---------- INPUT ROWS

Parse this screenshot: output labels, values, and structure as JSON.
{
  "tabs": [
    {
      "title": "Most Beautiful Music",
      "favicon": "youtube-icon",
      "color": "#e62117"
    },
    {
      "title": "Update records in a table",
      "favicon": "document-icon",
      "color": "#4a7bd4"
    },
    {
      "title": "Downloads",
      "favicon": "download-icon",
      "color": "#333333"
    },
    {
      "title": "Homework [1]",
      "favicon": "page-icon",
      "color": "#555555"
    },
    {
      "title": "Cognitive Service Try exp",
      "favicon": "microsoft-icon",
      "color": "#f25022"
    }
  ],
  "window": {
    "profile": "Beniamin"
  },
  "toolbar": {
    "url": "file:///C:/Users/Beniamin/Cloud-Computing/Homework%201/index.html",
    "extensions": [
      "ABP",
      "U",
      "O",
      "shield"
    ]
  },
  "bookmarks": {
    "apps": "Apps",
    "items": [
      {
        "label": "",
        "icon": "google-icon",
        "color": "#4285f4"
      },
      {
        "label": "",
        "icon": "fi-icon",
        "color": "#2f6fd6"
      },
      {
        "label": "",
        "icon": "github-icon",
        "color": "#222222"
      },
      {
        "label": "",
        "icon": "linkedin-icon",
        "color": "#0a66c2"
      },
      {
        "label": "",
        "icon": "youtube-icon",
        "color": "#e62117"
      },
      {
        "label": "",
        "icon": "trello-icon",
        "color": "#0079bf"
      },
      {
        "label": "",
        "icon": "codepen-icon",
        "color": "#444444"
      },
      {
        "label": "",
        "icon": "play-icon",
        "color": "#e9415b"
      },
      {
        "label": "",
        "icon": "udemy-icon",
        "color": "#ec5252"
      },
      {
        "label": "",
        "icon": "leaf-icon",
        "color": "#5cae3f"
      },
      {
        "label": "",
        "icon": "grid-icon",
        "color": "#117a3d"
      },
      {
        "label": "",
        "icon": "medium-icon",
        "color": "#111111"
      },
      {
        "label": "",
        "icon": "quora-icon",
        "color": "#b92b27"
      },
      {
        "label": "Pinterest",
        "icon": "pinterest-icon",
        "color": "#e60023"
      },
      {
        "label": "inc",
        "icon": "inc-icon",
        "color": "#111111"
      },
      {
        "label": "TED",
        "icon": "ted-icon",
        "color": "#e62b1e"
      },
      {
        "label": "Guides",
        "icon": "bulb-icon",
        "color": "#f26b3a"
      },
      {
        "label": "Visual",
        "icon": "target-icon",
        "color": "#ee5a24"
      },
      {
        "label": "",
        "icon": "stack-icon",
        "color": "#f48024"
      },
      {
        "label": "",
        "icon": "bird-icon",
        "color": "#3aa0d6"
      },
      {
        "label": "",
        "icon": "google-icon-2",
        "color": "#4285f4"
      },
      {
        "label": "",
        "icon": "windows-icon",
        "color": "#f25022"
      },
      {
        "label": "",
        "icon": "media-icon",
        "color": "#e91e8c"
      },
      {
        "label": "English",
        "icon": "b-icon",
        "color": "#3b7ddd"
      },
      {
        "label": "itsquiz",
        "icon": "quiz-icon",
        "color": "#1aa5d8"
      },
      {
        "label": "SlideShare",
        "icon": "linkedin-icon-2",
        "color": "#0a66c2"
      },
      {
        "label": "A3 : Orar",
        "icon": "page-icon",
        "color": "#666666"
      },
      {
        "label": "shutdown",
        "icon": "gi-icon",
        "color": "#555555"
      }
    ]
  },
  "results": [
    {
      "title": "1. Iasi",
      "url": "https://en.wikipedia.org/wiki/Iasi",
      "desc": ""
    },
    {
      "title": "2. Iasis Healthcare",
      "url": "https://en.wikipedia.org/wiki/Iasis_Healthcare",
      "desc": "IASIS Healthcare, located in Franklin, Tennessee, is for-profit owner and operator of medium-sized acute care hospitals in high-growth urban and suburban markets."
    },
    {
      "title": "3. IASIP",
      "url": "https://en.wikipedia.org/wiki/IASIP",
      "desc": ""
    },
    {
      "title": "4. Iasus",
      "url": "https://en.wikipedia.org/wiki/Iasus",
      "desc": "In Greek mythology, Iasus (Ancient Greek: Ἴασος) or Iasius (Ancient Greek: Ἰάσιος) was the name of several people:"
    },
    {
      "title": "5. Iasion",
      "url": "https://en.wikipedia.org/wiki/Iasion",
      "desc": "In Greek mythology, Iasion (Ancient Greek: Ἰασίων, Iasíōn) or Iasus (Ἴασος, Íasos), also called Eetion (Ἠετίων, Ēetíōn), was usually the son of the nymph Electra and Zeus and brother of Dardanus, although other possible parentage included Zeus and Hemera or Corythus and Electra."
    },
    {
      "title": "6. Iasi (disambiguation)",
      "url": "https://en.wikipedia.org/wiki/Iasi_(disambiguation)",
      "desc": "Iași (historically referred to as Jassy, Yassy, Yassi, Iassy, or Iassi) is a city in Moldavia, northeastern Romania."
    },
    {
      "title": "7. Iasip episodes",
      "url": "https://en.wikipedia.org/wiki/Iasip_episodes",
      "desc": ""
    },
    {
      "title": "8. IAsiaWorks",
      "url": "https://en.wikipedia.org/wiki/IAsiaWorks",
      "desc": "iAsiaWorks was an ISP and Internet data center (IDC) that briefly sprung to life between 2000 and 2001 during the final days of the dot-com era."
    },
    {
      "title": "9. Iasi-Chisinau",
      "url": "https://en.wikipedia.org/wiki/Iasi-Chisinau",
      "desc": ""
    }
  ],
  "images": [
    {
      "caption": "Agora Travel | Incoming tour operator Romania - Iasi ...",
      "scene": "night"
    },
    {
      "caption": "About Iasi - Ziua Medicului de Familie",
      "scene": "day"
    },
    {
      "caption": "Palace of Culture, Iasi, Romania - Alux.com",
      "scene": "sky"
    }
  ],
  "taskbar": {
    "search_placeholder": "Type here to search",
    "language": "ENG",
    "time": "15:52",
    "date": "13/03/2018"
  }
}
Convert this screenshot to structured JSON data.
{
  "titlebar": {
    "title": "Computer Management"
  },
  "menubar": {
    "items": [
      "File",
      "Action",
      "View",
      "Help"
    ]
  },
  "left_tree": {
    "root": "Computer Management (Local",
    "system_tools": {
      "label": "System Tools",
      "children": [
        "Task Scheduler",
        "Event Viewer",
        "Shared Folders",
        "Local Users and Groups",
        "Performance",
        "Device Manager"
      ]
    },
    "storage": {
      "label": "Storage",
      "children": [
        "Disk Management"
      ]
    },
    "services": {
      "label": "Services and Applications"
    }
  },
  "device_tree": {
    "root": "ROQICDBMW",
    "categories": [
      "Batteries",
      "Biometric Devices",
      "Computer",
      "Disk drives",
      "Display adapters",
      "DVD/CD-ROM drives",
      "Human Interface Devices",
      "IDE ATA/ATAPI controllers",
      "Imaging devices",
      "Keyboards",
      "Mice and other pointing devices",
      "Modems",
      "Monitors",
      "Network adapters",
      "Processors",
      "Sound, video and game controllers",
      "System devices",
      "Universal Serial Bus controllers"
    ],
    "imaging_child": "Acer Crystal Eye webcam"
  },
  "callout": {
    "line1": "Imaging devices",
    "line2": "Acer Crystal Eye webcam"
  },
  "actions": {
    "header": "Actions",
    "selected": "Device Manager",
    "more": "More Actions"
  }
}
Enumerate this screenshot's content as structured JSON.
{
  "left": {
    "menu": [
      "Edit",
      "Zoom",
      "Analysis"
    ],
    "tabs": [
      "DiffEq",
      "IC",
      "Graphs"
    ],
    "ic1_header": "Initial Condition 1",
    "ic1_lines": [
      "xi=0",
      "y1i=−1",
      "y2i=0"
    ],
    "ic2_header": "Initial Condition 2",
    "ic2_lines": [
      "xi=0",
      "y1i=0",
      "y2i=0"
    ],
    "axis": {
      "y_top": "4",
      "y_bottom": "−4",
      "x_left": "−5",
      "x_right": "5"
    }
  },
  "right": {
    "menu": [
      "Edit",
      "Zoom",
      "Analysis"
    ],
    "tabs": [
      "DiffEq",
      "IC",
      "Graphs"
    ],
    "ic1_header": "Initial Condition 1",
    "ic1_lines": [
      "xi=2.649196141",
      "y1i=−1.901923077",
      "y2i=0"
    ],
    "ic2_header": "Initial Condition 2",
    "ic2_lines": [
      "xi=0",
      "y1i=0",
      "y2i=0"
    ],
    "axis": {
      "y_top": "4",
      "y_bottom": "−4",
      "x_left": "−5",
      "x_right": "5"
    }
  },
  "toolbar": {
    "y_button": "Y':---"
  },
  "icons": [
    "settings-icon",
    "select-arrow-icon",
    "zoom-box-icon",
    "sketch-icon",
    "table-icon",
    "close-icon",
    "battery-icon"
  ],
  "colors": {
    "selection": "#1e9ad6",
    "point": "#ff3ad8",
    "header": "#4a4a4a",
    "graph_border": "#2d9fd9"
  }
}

--------------------

Work through the records above line by line and count those that hold the string "Crystal". Give only the result.

▶ _FINAL RESULT_: 2